Aim of the task: Copy the material that follows word for word and omit its pictures.

+++ Source records +++

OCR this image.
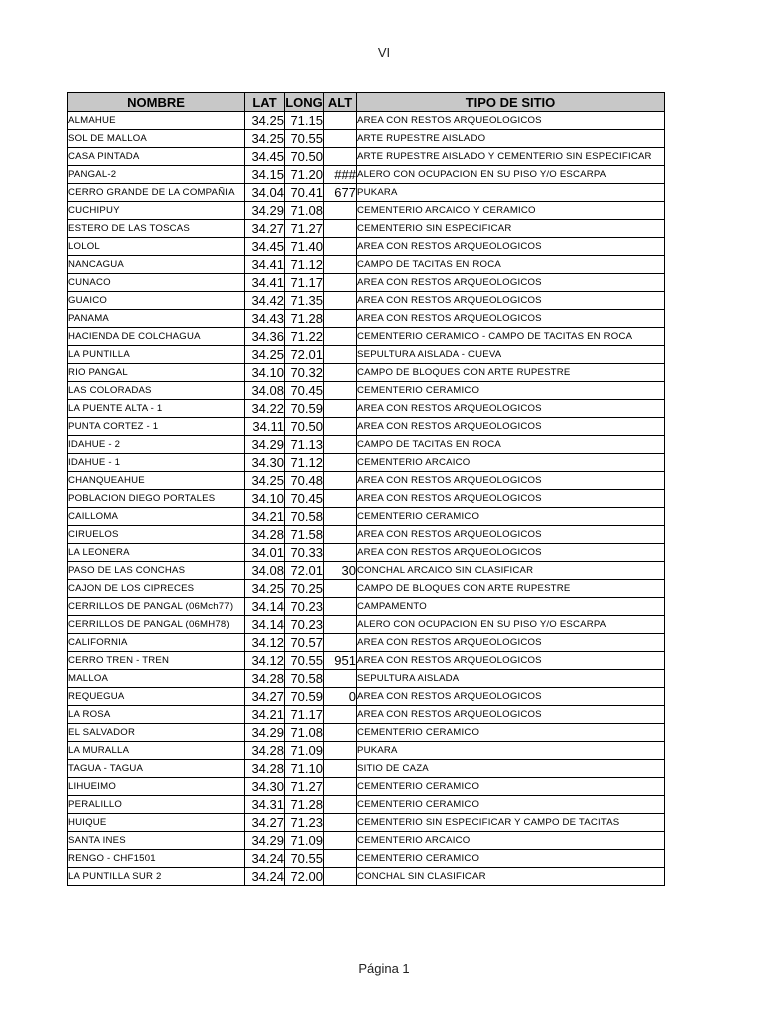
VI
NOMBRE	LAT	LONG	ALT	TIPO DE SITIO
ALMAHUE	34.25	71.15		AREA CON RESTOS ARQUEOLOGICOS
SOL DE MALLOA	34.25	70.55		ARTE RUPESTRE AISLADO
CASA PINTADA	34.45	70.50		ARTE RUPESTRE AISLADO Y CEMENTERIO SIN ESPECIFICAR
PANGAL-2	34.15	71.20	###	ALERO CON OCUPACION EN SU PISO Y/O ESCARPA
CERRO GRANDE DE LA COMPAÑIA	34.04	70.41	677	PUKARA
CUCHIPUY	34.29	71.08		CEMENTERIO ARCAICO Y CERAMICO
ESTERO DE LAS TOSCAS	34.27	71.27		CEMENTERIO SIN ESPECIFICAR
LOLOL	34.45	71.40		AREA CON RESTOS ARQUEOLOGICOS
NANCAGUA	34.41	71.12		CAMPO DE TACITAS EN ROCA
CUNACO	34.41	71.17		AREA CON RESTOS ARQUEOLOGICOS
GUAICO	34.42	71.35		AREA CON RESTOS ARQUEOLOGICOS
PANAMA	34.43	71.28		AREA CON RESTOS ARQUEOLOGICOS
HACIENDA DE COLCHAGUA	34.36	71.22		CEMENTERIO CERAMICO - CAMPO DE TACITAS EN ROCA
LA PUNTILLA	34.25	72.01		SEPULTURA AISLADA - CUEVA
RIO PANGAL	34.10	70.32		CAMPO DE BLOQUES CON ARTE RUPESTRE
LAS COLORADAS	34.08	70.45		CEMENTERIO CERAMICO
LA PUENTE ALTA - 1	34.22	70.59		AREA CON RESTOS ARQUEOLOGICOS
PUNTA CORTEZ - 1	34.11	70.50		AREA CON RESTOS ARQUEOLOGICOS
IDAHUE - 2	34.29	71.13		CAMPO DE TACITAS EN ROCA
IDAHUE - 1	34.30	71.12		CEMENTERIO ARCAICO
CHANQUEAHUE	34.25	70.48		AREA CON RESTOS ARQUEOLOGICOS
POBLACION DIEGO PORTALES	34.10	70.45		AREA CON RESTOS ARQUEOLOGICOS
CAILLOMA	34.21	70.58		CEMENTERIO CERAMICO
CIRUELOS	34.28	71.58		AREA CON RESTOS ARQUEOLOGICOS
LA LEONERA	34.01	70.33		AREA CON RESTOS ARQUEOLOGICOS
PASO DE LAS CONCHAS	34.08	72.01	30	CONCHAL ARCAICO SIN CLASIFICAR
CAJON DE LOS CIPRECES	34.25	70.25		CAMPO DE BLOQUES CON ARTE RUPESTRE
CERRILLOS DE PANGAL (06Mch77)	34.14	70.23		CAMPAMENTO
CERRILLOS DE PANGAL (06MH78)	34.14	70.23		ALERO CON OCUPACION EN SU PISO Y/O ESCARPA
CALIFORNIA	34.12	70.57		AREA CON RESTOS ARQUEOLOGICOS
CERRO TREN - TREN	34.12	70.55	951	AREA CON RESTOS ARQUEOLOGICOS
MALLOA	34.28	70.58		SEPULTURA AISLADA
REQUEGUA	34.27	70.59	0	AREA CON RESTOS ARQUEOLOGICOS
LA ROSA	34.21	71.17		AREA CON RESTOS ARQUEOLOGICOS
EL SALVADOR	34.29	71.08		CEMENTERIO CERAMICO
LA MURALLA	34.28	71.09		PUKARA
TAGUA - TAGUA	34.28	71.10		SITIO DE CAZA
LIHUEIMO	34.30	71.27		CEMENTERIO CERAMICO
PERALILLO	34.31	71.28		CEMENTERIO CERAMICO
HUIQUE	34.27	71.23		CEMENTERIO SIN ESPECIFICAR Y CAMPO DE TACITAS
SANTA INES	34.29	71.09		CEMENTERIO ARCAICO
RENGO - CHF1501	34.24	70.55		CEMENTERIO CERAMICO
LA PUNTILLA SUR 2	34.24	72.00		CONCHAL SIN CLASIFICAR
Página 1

+++

Finished task:
OCR this image.
VI
NOMBRE	LAT	LONG	ALT	TIPO DE SITIO
ALMAHUE	34.25	71.15		AREA CON RESTOS ARQUEOLOGICOS
SOL DE MALLOA	34.25	70.55		ARTE RUPESTRE AISLADO
CASA PINTADA	34.45	70.50		ARTE RUPESTRE AISLADO Y CEMENTERIO SIN ESPECIFICAR
PANGAL-2	34.15	71.20	###	ALERO CON OCUPACION EN SU PISO Y/O ESCARPA
CERRO GRANDE DE LA COMPAÑIA	34.04	70.41	677	PUKARA
CUCHIPUY	34.29	71.08		CEMENTERIO ARCAICO Y CERAMICO
ESTERO DE LAS TOSCAS	34.27	71.27		CEMENTERIO SIN ESPECIFICAR
LOLOL	34.45	71.40		AREA CON RESTOS ARQUEOLOGICOS
NANCAGUA	34.41	71.12		CAMPO DE TACITAS EN ROCA
CUNACO	34.41	71.17		AREA CON RESTOS ARQUEOLOGICOS
GUAICO	34.42	71.35		AREA CON RESTOS ARQUEOLOGICOS
PANAMA	34.43	71.28		AREA CON RESTOS ARQUEOLOGICOS
HACIENDA DE COLCHAGUA	34.36	71.22		CEMENTERIO CERAMICO - CAMPO DE TACITAS EN ROCA
LA PUNTILLA	34.25	72.01		SEPULTURA AISLADA - CUEVA
RIO PANGAL	34.10	70.32		CAMPO DE BLOQUES CON ARTE RUPESTRE
LAS COLORADAS	34.08	70.45		CEMENTERIO CERAMICO
LA PUENTE ALTA - 1	34.22	70.59		AREA CON RESTOS ARQUEOLOGICOS
PUNTA CORTEZ - 1	34.11	70.50		AREA CON RESTOS ARQUEOLOGICOS
IDAHUE - 2	34.29	71.13		CAMPO DE TACITAS EN ROCA
IDAHUE - 1	34.30	71.12		CEMENTERIO ARCAICO
CHANQUEAHUE	34.25	70.48		AREA CON RESTOS ARQUEOLOGICOS
POBLACION DIEGO PORTALES	34.10	70.45		AREA CON RESTOS ARQUEOLOGICOS
CAILLOMA	34.21	70.58		CEMENTERIO CERAMICO
CIRUELOS	34.28	71.58		AREA CON RESTOS ARQUEOLOGICOS
LA LEONERA	34.01	70.33		AREA CON RESTOS ARQUEOLOGICOS
PASO DE LAS CONCHAS	34.08	72.01	30	CONCHAL ARCAICO SIN CLASIFICAR
CAJON DE LOS CIPRECES	34.25	70.25		CAMPO DE BLOQUES CON ARTE RUPESTRE
CERRILLOS DE PANGAL (06Mch77)	34.14	70.23		CAMPAMENTO
CERRILLOS DE PANGAL (06MH78)	34.14	70.23		ALERO CON OCUPACION EN SU PISO Y/O ESCARPA
CALIFORNIA	34.12	70.57		AREA CON RESTOS ARQUEOLOGICOS
CERRO TREN - TREN	34.12	70.55	951	AREA CON RESTOS ARQUEOLOGICOS
MALLOA	34.28	70.58		SEPULTURA AISLADA
REQUEGUA	34.27	70.59	0	AREA CON RESTOS ARQUEOLOGICOS
LA ROSA	34.21	71.17		AREA CON RESTOS ARQUEOLOGICOS
EL SALVADOR	34.29	71.08		CEMENTERIO CERAMICO
LA MURALLA	34.28	71.09		PUKARA
TAGUA - TAGUA	34.28	71.10		SITIO DE CAZA
LIHUEIMO	34.30	71.27		CEMENTERIO CERAMICO
PERALILLO	34.31	71.28		CEMENTERIO CERAMICO
HUIQUE	34.27	71.23		CEMENTERIO SIN ESPECIFICAR Y CAMPO DE TACITAS
SANTA INES	34.29	71.09		CEMENTERIO ARCAICO
RENGO - CHF1501	34.24	70.55		CEMENTERIO CERAMICO
LA PUNTILLA SUR 2	34.24	72.00		CONCHAL SIN CLASIFICAR
Página 1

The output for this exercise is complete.